## SHORT PROBLEM
Copy the data below exactly, omitting any picture it contains.

## DATA RECORDS
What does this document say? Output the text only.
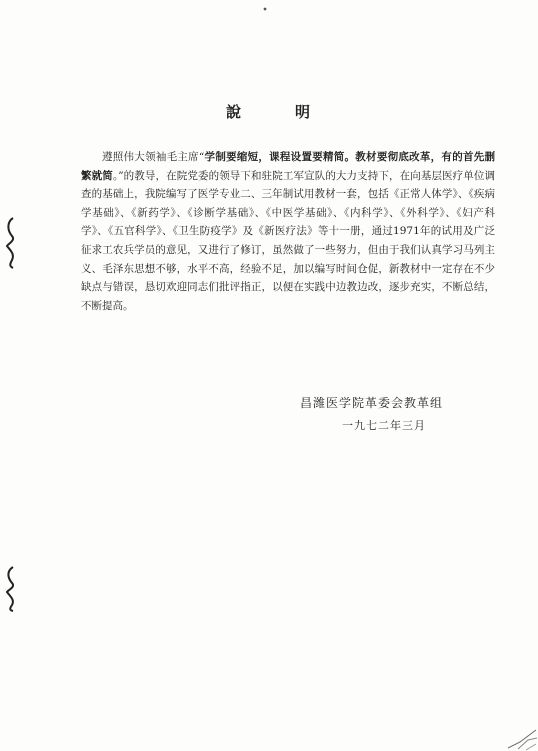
說	明
遵照伟大领袖毛主席“学制要缩短，课程设置要精简。教材要彻底改革，有的首先删繁就简。”的教导，在院党委的领导下和驻院工军宣队的大力支持下，在向基层医疗单位调查的基础上，我院编写了医学专业二、三年制试用教材一套，包括《正常人体学》、《疾病学基础》、《新药学》、《诊断学基础》、《中医学基础》、《内科学》、《外科学》、《妇产科学》、《五官科学》、《卫生防疫学》及《新医疗法》等十一册，通过1971年的试用及广泛征求工农兵学员的意见，又进行了修订，虽然做了一些努力，但由于我们认真学习马列主义、毛泽东思想不够，水平不高，经验不足，加以编写时间仓促，新教材中一定存在不少缺点与错误，恳切欢迎同志们批评指正，以便在实践中边教边改，逐步充实，不断总结，不断提高。
昌潍医学院革委会教革组
一九七二年三月
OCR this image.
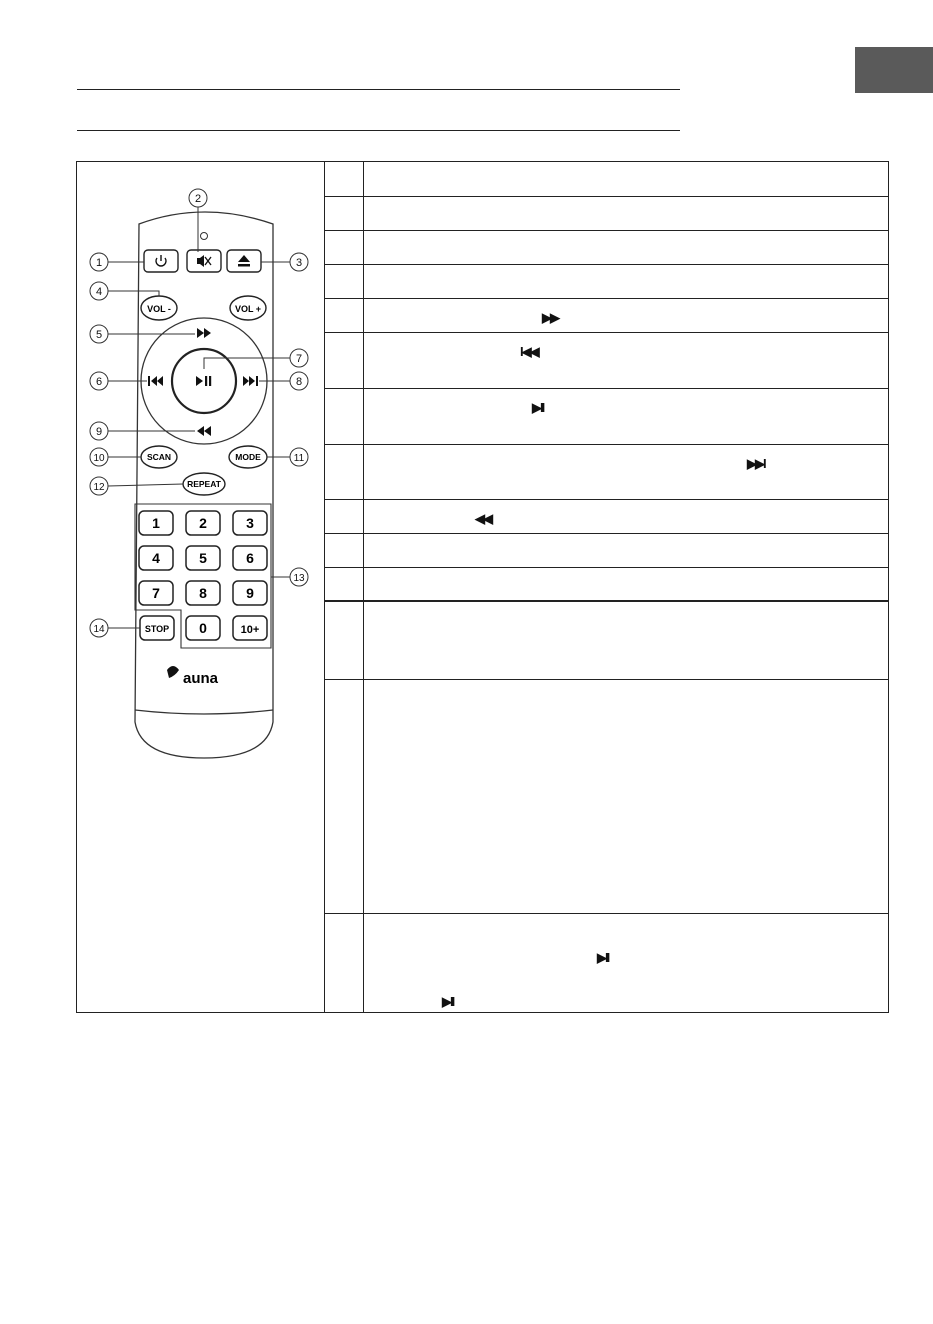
VOL -	VOL +
SCAN	MODE
REPEAT
1	2	3
4	5	6
7	8	9
0	10+
STOP
auna
1
2
3
4
5
6
7
8
9
10	11
12
13
14
▶▶
I◀◀
▶II
▶▶I
◀◀
▶II
▶II
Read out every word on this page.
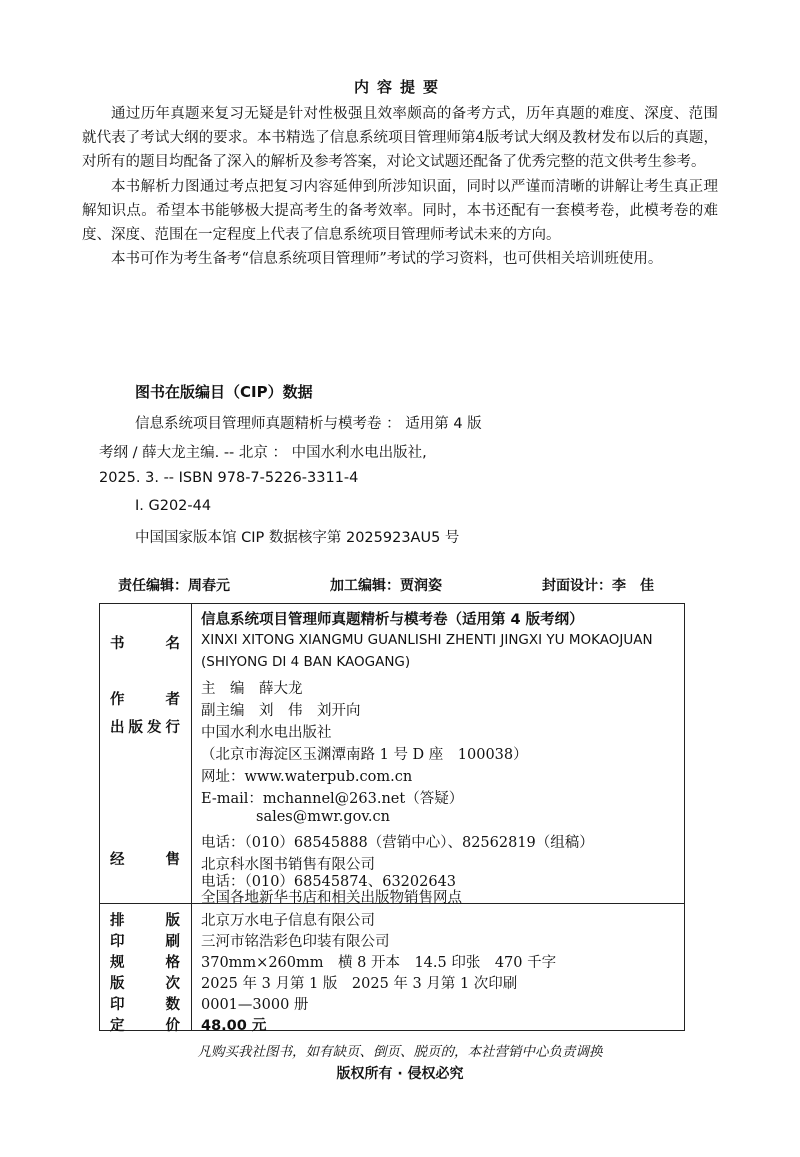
内容提要

通过历年真题来复习无疑是针对性极强且效率颇高的备考方式，历年真题的难度、深度、范围就代表了考试大纲的要求。本书精选了信息系统项目管理师第4版考试大纲及教材发布以后的真题，对所有的题目均配备了深入的解析及参考答案，对论文试题还配备了优秀完整的范文供考生参考。

本书解析力图通过考点把复习内容延伸到所涉知识面，同时以严谨而清晰的讲解让考生真正理解知识点。希望本书能够极大提高考生的备考效率。同时，本书还配有一套模考卷，此模考卷的难度、深度、范围在一定程度上代表了信息系统项目管理师考试未来的方向。

本书可作为考生备考“信息系统项目管理师”考试的学习资料，也可供相关培训班使用。

图书在版编目（CIP）数据
信息系统项目管理师真题精析与模考卷 ： 适用第 4 版
考纲 / 薛大龙主编. -- 北京 ： 中国水利水电出版社,
2025. 3. -- ISBN 978-7-5226-3311-4
Ⅰ. G202-44
中国国家版本馆 CIP 数据核字第 2025923AU5 号
责任编辑：周春元	加工编辑：贾润姿	封面设计：李　佳
书名
作者
出版发行
经售
排版
印刷
规格
版次
印数
定价
信息系统项目管理师真题精析与模考卷（适用第 4 版考纲）
XINXI XITONG XIANGMU GUANLISHI ZHENTI JINGXI YU MOKAOJUAN
(SHIYONG DI 4 BAN KAOGANG)
主　编　薛大龙
副主编　刘　伟　刘开向
中国水利水电出版社
（北京市海淀区玉渊潭南路 1 号 D 座　100038）
网址：www.waterpub.com.cn
E-mail：mchannel@263.net（答疑）
sales@mwr.gov.cn
电话：（010）68545888（营销中心）、82562819（组稿）
北京科水图书销售有限公司
电话：（010）68545874、63202643
全国各地新华书店和相关出版物销售网点
北京万水电子信息有限公司
三河市铭浩彩色印装有限公司
370mm×260mm　横 8 开本　14.5 印张　470 千字
2025 年 3 月第 1 版　2025 年 3 月第 1 次印刷
0001—3000 册
48.00 元
凡购买我社图书，如有缺页、倒页、脱页的，本社营销中心负责调换
版权所有 · 侵权必究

## EXERCISE SOLUTION
What does this document say? Output the text only.
說	明
遵照伟大领袖毛主席“学制要缩短，课程设置要精简。教材要彻底改革，有的首先删繁就简。”的教导，在院党委的领导下和驻院工军宣队的大力支持下，在向基层医疗单位调查的基础上，我院编写了医学专业二、三年制试用教材一套，包括《正常人体学》、《疾病学基础》、《新药学》、《诊断学基础》、《中医学基础》、《内科学》、《外科学》、《妇产科学》、《五官科学》、《卫生防疫学》及《新医疗法》等十一册，通过1971年的试用及广泛征求工农兵学员的意见，又进行了修订，虽然做了一些努力，但由于我们认真学习马列主义、毛泽东思想不够，水平不高，经验不足，加以编写时间仓促，新教材中一定存在不少缺点与错误，恳切欢迎同志们批评指正，以便在实践中边教边改，逐步充实，不断总结，不断提高。
昌潍医学院革委会教革组
一九七二年三月
OCR this image.
VOL -	VOL +
SCAN	MODE
REPEAT
1	2	3
4	5	6
7	8	9
0	10+
STOP
auna
1
2
3
4
5
6
7
8
9
10	11
12
13
14
▶▶
I◀◀
▶II
▶▶I
◀◀
▶II
▶II
Read out every word on this page.
内容提要

通过历年真题来复习无疑是针对性极强且效率颇高的备考方式，历年真题的难度、深度、范围就代表了考试大纲的要求。本书精选了信息系统项目管理师第4版考试大纲及教材发布以后的真题，对所有的题目均配备了深入的解析及参考答案，对论文试题还配备了优秀完整的范文供考生参考。

本书解析力图通过考点把复习内容延伸到所涉知识面，同时以严谨而清晰的讲解让考生真正理解知识点。希望本书能够极大提高考生的备考效率。同时，本书还配有一套模考卷，此模考卷的难度、深度、范围在一定程度上代表了信息系统项目管理师考试未来的方向。

本书可作为考生备考“信息系统项目管理师”考试的学习资料，也可供相关培训班使用。

图书在版编目（CIP）数据
信息系统项目管理师真题精析与模考卷 ： 适用第 4 版
考纲 / 薛大龙主编. -- 北京 ： 中国水利水电出版社,
2025. 3. -- ISBN 978-7-5226-3311-4
Ⅰ. G202-44
中国国家版本馆 CIP 数据核字第 2025923AU5 号
责任编辑：周春元	加工编辑：贾润姿	封面设计：李　佳
书名
作者
出版发行
经售
排版
印刷
规格
版次
印数
定价
信息系统项目管理师真题精析与模考卷（适用第 4 版考纲）
XINXI XITONG XIANGMU GUANLISHI ZHENTI JINGXI YU MOKAOJUAN
(SHIYONG DI 4 BAN KAOGANG)
主　编　薛大龙
副主编　刘　伟　刘开向
中国水利水电出版社
（北京市海淀区玉渊潭南路 1 号 D 座　100038）
网址：www.waterpub.com.cn
E-mail：mchannel@263.net（答疑）
sales@mwr.gov.cn
电话：（010）68545888（营销中心）、82562819（组稿）
北京科水图书销售有限公司
电话：（010）68545874、63202643
全国各地新华书店和相关出版物销售网点
北京万水电子信息有限公司
三河市铭浩彩色印装有限公司
370mm×260mm　横 8 开本　14.5 印张　470 千字
2025 年 3 月第 1 版　2025 年 3 月第 1 次印刷
0001—3000 册
48.00 元
凡购买我社图书，如有缺页、倒页、脱页的，本社营销中心负责调换
版权所有 · 侵权必究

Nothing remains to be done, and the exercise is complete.